** Work to be completed **
Copy each line exactly. Leave nothing out.

***** Stored records

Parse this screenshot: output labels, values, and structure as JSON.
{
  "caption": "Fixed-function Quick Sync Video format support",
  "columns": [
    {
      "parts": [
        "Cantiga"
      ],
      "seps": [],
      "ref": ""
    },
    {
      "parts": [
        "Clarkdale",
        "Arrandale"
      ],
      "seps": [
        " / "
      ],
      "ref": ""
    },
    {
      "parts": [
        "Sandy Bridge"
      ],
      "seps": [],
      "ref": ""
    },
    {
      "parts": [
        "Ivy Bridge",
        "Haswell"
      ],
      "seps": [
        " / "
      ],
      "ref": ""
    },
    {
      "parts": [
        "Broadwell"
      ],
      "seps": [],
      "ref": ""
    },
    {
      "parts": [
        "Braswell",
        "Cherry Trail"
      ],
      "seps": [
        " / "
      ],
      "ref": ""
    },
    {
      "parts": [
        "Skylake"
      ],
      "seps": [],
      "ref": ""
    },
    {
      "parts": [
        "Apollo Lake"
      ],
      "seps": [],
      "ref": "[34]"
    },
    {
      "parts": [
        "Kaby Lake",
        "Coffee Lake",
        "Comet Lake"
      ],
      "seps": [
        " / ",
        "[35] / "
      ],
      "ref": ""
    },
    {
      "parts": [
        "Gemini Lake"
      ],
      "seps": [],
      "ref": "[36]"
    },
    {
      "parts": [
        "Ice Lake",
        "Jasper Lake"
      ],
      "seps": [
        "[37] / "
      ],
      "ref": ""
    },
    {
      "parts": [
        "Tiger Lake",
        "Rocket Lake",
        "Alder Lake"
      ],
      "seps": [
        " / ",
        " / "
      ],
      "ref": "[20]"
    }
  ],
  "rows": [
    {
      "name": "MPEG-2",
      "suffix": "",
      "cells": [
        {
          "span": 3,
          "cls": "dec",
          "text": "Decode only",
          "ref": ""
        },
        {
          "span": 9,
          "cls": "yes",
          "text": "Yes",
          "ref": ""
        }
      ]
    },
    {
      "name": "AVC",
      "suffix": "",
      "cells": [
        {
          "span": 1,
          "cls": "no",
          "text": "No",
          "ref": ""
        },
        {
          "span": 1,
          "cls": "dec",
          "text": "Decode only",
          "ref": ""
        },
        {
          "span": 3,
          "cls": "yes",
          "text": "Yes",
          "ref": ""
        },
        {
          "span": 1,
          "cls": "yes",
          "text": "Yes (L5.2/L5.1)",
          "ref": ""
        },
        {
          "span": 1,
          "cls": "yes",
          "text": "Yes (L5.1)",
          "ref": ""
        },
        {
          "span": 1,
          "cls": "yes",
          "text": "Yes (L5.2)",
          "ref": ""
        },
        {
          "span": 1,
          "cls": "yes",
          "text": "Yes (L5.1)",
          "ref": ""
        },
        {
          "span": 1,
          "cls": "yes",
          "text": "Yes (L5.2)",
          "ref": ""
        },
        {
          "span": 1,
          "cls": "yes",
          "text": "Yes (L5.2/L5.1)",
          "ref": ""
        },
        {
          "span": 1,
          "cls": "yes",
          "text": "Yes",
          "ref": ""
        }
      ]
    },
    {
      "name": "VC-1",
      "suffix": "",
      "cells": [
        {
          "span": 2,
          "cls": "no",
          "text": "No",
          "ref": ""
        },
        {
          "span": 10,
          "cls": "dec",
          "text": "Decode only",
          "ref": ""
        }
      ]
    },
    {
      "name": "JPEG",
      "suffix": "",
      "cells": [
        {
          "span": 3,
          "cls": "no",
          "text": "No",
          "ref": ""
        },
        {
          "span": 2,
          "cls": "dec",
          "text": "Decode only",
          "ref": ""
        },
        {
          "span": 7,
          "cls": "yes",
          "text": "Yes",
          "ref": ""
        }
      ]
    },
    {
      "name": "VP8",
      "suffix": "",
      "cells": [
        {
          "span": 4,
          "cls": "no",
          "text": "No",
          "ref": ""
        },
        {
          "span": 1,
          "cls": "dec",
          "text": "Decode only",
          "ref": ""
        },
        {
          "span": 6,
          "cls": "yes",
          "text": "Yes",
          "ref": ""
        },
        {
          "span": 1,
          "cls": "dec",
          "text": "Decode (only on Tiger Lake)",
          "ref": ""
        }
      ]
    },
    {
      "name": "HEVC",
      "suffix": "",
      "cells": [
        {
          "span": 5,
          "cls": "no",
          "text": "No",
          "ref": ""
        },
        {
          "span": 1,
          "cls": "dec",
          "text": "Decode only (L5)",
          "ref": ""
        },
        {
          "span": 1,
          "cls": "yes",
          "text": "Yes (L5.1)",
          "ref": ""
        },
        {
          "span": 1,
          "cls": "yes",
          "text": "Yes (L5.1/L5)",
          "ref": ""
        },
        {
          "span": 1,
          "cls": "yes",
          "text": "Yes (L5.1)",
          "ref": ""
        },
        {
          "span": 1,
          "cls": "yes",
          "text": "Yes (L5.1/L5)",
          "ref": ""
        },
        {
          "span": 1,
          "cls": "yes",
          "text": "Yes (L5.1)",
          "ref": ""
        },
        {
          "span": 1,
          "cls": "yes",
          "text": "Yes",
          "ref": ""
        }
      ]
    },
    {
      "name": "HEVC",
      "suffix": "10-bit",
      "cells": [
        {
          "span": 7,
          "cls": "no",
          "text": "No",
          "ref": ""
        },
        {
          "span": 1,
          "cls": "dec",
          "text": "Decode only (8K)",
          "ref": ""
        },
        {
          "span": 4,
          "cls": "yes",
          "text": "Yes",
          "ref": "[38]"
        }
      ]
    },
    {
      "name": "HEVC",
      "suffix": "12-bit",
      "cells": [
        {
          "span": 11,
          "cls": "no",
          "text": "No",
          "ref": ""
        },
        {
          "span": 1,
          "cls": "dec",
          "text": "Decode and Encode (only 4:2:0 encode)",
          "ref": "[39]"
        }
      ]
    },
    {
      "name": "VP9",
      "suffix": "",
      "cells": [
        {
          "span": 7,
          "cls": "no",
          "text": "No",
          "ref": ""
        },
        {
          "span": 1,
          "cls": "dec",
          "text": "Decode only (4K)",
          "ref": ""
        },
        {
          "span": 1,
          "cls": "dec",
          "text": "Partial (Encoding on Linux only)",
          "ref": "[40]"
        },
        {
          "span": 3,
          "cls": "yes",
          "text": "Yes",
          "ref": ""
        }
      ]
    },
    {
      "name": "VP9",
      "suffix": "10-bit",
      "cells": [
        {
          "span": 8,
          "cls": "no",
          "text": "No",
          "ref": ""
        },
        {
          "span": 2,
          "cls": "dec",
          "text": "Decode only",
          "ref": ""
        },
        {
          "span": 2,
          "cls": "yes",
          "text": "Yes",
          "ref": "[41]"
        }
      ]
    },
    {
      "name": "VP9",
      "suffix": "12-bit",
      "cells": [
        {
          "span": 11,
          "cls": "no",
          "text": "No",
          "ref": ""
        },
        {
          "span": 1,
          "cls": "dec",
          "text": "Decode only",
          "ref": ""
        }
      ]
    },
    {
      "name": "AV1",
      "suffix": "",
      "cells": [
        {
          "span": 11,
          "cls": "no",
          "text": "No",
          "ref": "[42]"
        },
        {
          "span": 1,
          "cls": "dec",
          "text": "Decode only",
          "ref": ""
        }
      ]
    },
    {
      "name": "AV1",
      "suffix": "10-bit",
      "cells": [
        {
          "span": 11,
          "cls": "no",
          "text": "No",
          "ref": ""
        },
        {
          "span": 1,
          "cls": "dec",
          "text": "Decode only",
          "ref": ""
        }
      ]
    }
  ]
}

**********

** Result of this exercise **
Parse this screenshot: output labels, values, and structure as JSON.
{
  "caption": "Fixed-function Quick Sync Video format support",
  "columns": [
    {
      "parts": [
        "Cantiga"
      ],
      "seps": [],
      "ref": ""
    },
    {
      "parts": [
        "Clarkdale",
        "Arrandale"
      ],
      "seps": [
        " / "
      ],
      "ref": ""
    },
    {
      "parts": [
        "Sandy Bridge"
      ],
      "seps": [],
      "ref": ""
    },
    {
      "parts": [
        "Ivy Bridge",
        "Haswell"
      ],
      "seps": [
        " / "
      ],
      "ref": ""
    },
    {
      "parts": [
        "Broadwell"
      ],
      "seps": [],
      "ref": ""
    },
    {
      "parts": [
        "Braswell",
        "Cherry Trail"
      ],
      "seps": [
        " / "
      ],
      "ref": ""
    },
    {
      "parts": [
        "Skylake"
      ],
      "seps": [],
      "ref": ""
    },
    {
      "parts": [
        "Apollo Lake"
      ],
      "seps": [],
      "ref": "[34]"
    },
    {
      "parts": [
        "Kaby Lake",
        "Coffee Lake",
        "Comet Lake"
      ],
      "seps": [
        " / ",
        "[35] / "
      ],
      "ref": ""
    },
    {
      "parts": [
        "Gemini Lake"
      ],
      "seps": [],
      "ref": "[36]"
    },
    {
      "parts": [
        "Ice Lake",
        "Jasper Lake"
      ],
      "seps": [
        "[37] / "
      ],
      "ref": ""
    },
    {
      "parts": [
        "Tiger Lake",
        "Rocket Lake",
        "Alder Lake"
      ],
      "seps": [
        " / ",
        " / "
      ],
      "ref": "[20]"
    }
  ],
  "rows": [
    {
      "name": "MPEG-2",
      "suffix": "",
      "cells": [
        {
          "span": 3,
          "cls": "dec",
          "text": "Decode only",
          "ref": ""
        },
        {
          "span": 9,
          "cls": "yes",
          "text": "Yes",
          "ref": ""
        }
      ]
    },
    {
      "name": "AVC",
      "suffix": "",
      "cells": [
        {
          "span": 1,
          "cls": "no",
          "text": "No",
          "ref": ""
        },
        {
          "span": 1,
          "cls": "dec",
          "text": "Decode only",
          "ref": ""
        },
        {
          "span": 3,
          "cls": "yes",
          "text": "Yes",
          "ref": ""
        },
        {
          "span": 1,
          "cls": "yes",
          "text": "Yes (L5.2/L5.1)",
          "ref": ""
        },
        {
          "span": 1,
          "cls": "yes",
          "text": "Yes (L5.1)",
          "ref": ""
        },
        {
          "span": 1,
          "cls": "yes",
          "text": "Yes (L5.2)",
          "ref": ""
        },
        {
          "span": 1,
          "cls": "yes",
          "text": "Yes (L5.1)",
          "ref": ""
        },
        {
          "span": 1,
          "cls": "yes",
          "text": "Yes (L5.2)",
          "ref": ""
        },
        {
          "span": 1,
          "cls": "yes",
          "text": "Yes (L5.2/L5.1)",
          "ref": ""
        },
        {
          "span": 1,
          "cls": "yes",
          "text": "Yes",
          "ref": ""
        }
      ]
    },
    {
      "name": "VC-1",
      "suffix": "",
      "cells": [
        {
          "span": 2,
          "cls": "no",
          "text": "No",
          "ref": ""
        },
        {
          "span": 10,
          "cls": "dec",
          "text": "Decode only",
          "ref": ""
        }
      ]
    },
    {
      "name": "JPEG",
      "suffix": "",
      "cells": [
        {
          "span": 3,
          "cls": "no",
          "text": "No",
          "ref": ""
        },
        {
          "span": 2,
          "cls": "dec",
          "text": "Decode only",
          "ref": ""
        },
        {
          "span": 7,
          "cls": "yes",
          "text": "Yes",
          "ref": ""
        }
      ]
    },
    {
      "name": "VP8",
      "suffix": "",
      "cells": [
        {
          "span": 4,
          "cls": "no",
          "text": "No",
          "ref": ""
        },
        {
          "span": 1,
          "cls": "dec",
          "text": "Decode only",
          "ref": ""
        },
        {
          "span": 6,
          "cls": "yes",
          "text": "Yes",
          "ref": ""
        },
        {
          "span": 1,
          "cls": "dec",
          "text": "Decode (only on Tiger Lake)",
          "ref": ""
        }
      ]
    },
    {
      "name": "HEVC",
      "suffix": "",
      "cells": [
        {
          "span": 5,
          "cls": "no",
          "text": "No",
          "ref": ""
        },
        {
          "span": 1,
          "cls": "dec",
          "text": "Decode only (L5)",
          "ref": ""
        },
        {
          "span": 1,
          "cls": "yes",
          "text": "Yes (L5.1)",
          "ref": ""
        },
        {
          "span": 1,
          "cls": "yes",
          "text": "Yes (L5.1/L5)",
          "ref": ""
        },
        {
          "span": 1,
          "cls": "yes",
          "text": "Yes (L5.1)",
          "ref": ""
        },
        {
          "span": 1,
          "cls": "yes",
          "text": "Yes (L5.1/L5)",
          "ref": ""
        },
        {
          "span": 1,
          "cls": "yes",
          "text": "Yes (L5.1)",
          "ref": ""
        },
        {
          "span": 1,
          "cls": "yes",
          "text": "Yes",
          "ref": ""
        }
      ]
    },
    {
      "name": "HEVC",
      "suffix": "10-bit",
      "cells": [
        {
          "span": 7,
          "cls": "no",
          "text": "No",
          "ref": ""
        },
        {
          "span": 1,
          "cls": "dec",
          "text": "Decode only (8K)",
          "ref": ""
        },
        {
          "span": 4,
          "cls": "yes",
          "text": "Yes",
          "ref": "[38]"
        }
      ]
    },
    {
      "name": "HEVC",
      "suffix": "12-bit",
      "cells": [
        {
          "span": 11,
          "cls": "no",
          "text": "No",
          "ref": ""
        },
        {
          "span": 1,
          "cls": "dec",
          "text": "Decode and Encode (only 4:2:0 encode)",
          "ref": "[39]"
        }
      ]
    },
    {
      "name": "VP9",
      "suffix": "",
      "cells": [
        {
          "span": 7,
          "cls": "no",
          "text": "No",
          "ref": ""
        },
        {
          "span": 1,
          "cls": "dec",
          "text": "Decode only (4K)",
          "ref": ""
        },
        {
          "span": 1,
          "cls": "dec",
          "text": "Partial (Encoding on Linux only)",
          "ref": "[40]"
        },
        {
          "span": 3,
          "cls": "yes",
          "text": "Yes",
          "ref": ""
        }
      ]
    },
    {
      "name": "VP9",
      "suffix": "10-bit",
      "cells": [
        {
          "span": 8,
          "cls": "no",
          "text": "No",
          "ref": ""
        },
        {
          "span": 2,
          "cls": "dec",
          "text": "Decode only",
          "ref": ""
        },
        {
          "span": 2,
          "cls": "yes",
          "text": "Yes",
          "ref": "[41]"
        }
      ]
    },
    {
      "name": "VP9",
      "suffix": "12-bit",
      "cells": [
        {
          "span": 11,
          "cls": "no",
          "text": "No",
          "ref": ""
        },
        {
          "span": 1,
          "cls": "dec",
          "text": "Decode only",
          "ref": ""
        }
      ]
    },
    {
      "name": "AV1",
      "suffix": "",
      "cells": [
        {
          "span": 11,
          "cls": "no",
          "text": "No",
          "ref": "[42]"
        },
        {
          "span": 1,
          "cls": "dec",
          "text": "Decode only",
          "ref": ""
        }
      ]
    },
    {
      "name": "AV1",
      "suffix": "10-bit",
      "cells": [
        {
          "span": 11,
          "cls": "no",
          "text": "No",
          "ref": ""
        },
        {
          "span": 1,
          "cls": "dec",
          "text": "Decode only",
          "ref": ""
        }
      ]
    }
  ]
}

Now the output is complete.